[Stored items from a collection]
----------------------------------------

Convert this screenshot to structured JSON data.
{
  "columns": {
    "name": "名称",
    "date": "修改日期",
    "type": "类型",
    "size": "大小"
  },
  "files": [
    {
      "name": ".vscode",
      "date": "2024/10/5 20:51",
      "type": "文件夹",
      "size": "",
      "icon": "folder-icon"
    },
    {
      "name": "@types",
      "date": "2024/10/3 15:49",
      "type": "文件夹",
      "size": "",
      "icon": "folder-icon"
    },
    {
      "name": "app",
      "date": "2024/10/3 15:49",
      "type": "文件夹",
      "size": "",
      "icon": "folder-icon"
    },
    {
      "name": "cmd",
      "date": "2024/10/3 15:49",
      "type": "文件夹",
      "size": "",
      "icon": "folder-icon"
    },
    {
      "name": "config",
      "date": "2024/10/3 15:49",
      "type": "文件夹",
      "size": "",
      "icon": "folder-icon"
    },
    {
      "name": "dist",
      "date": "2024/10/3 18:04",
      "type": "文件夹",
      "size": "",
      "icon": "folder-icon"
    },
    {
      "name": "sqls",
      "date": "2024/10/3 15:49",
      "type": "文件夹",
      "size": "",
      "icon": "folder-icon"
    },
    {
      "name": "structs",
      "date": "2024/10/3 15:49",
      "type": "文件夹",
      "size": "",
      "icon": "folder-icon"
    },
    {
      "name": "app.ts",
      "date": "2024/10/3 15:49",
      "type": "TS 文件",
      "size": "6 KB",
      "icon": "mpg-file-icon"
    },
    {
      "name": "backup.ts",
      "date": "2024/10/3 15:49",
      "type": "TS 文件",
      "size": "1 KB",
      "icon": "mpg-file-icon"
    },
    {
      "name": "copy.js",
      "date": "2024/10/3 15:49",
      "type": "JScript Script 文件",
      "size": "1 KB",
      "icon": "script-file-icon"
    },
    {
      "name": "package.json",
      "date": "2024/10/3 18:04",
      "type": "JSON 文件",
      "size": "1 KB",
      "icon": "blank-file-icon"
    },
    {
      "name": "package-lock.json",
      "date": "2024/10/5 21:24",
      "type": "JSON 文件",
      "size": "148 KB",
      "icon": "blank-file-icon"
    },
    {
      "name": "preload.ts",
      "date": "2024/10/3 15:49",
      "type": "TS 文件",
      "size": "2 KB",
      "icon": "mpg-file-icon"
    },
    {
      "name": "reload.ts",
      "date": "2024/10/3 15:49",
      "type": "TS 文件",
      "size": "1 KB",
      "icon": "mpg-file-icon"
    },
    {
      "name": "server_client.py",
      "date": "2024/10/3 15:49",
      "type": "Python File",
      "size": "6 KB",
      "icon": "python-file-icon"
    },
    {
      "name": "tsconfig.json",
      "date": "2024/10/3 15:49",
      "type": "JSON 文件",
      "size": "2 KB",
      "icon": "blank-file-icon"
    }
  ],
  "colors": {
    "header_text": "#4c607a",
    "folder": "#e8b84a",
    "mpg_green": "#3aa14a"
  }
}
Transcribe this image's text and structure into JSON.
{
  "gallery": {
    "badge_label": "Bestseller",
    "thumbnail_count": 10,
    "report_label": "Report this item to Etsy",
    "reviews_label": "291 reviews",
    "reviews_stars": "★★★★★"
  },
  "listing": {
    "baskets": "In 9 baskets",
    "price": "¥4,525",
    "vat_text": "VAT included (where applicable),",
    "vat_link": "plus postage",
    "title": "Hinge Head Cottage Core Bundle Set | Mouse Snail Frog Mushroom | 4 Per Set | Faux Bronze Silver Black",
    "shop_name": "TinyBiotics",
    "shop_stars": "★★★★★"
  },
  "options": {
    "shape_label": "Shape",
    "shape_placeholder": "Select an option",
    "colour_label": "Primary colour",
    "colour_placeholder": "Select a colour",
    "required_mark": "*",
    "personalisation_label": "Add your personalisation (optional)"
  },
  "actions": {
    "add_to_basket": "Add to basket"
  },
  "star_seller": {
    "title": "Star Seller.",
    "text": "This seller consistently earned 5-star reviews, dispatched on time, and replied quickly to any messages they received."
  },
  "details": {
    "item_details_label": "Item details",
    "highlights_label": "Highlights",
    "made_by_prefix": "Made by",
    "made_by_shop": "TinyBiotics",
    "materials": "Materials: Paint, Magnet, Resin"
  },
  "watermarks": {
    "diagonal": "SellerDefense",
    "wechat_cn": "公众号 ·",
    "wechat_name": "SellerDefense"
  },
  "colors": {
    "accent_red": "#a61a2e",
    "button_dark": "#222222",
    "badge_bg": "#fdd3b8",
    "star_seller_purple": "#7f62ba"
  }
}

----------------------------------------

*Directions:* Restate every record exactly, leaving nothing out.

*Correct output:*
Convert this screenshot to structured JSON data.
{
  "columns": {
    "name": "名称",
    "date": "修改日期",
    "type": "类型",
    "size": "大小"
  },
  "files": [
    {
      "name": ".vscode",
      "date": "2024/10/5 20:51",
      "type": "文件夹",
      "size": "",
      "icon": "folder-icon"
    },
    {
      "name": "@types",
      "date": "2024/10/3 15:49",
      "type": "文件夹",
      "size": "",
      "icon": "folder-icon"
    },
    {
      "name": "app",
      "date": "2024/10/3 15:49",
      "type": "文件夹",
      "size": "",
      "icon": "folder-icon"
    },
    {
      "name": "cmd",
      "date": "2024/10/3 15:49",
      "type": "文件夹",
      "size": "",
      "icon": "folder-icon"
    },
    {
      "name": "config",
      "date": "2024/10/3 15:49",
      "type": "文件夹",
      "size": "",
      "icon": "folder-icon"
    },
    {
      "name": "dist",
      "date": "2024/10/3 18:04",
      "type": "文件夹",
      "size": "",
      "icon": "folder-icon"
    },
    {
      "name": "sqls",
      "date": "2024/10/3 15:49",
      "type": "文件夹",
      "size": "",
      "icon": "folder-icon"
    },
    {
      "name": "structs",
      "date": "2024/10/3 15:49",
      "type": "文件夹",
      "size": "",
      "icon": "folder-icon"
    },
    {
      "name": "app.ts",
      "date": "2024/10/3 15:49",
      "type": "TS 文件",
      "size": "6 KB",
      "icon": "mpg-file-icon"
    },
    {
      "name": "backup.ts",
      "date": "2024/10/3 15:49",
      "type": "TS 文件",
      "size": "1 KB",
      "icon": "mpg-file-icon"
    },
    {
      "name": "copy.js",
      "date": "2024/10/3 15:49",
      "type": "JScript Script 文件",
      "size": "1 KB",
      "icon": "script-file-icon"
    },
    {
      "name": "package.json",
      "date": "2024/10/3 18:04",
      "type": "JSON 文件",
      "size": "1 KB",
      "icon": "blank-file-icon"
    },
    {
      "name": "package-lock.json",
      "date": "2024/10/5 21:24",
      "type": "JSON 文件",
      "size": "148 KB",
      "icon": "blank-file-icon"
    },
    {
      "name": "preload.ts",
      "date": "2024/10/3 15:49",
      "type": "TS 文件",
      "size": "2 KB",
      "icon": "mpg-file-icon"
    },
    {
      "name": "reload.ts",
      "date": "2024/10/3 15:49",
      "type": "TS 文件",
      "size": "1 KB",
      "icon": "mpg-file-icon"
    },
    {
      "name": "server_client.py",
      "date": "2024/10/3 15:49",
      "type": "Python File",
      "size": "6 KB",
      "icon": "python-file-icon"
    },
    {
      "name": "tsconfig.json",
      "date": "2024/10/3 15:49",
      "type": "JSON 文件",
      "size": "2 KB",
      "icon": "blank-file-icon"
    }
  ],
  "colors": {
    "header_text": "#4c607a",
    "folder": "#e8b84a",
    "mpg_green": "#3aa14a"
  }
}
Transcribe this image's text and structure into JSON.
{
  "gallery": {
    "badge_label": "Bestseller",
    "thumbnail_count": 10,
    "report_label": "Report this item to Etsy",
    "reviews_label": "291 reviews",
    "reviews_stars": "★★★★★"
  },
  "listing": {
    "baskets": "In 9 baskets",
    "price": "¥4,525",
    "vat_text": "VAT included (where applicable),",
    "vat_link": "plus postage",
    "title": "Hinge Head Cottage Core Bundle Set | Mouse Snail Frog Mushroom | 4 Per Set | Faux Bronze Silver Black",
    "shop_name": "TinyBiotics",
    "shop_stars": "★★★★★"
  },
  "options": {
    "shape_label": "Shape",
    "shape_placeholder": "Select an option",
    "colour_label": "Primary colour",
    "colour_placeholder": "Select a colour",
    "required_mark": "*",
    "personalisation_label": "Add your personalisation (optional)"
  },
  "actions": {
    "add_to_basket": "Add to basket"
  },
  "star_seller": {
    "title": "Star Seller.",
    "text": "This seller consistently earned 5-star reviews, dispatched on time, and replied quickly to any messages they received."
  },
  "details": {
    "item_details_label": "Item details",
    "highlights_label": "Highlights",
    "made_by_prefix": "Made by",
    "made_by_shop": "TinyBiotics",
    "materials": "Materials: Paint, Magnet, Resin"
  },
  "watermarks": {
    "diagonal": "SellerDefense",
    "wechat_cn": "公众号 ·",
    "wechat_name": "SellerDefense"
  },
  "colors": {
    "accent_red": "#a61a2e",
    "button_dark": "#222222",
    "badge_bg": "#fdd3b8",
    "star_seller_purple": "#7f62ba"
  }
}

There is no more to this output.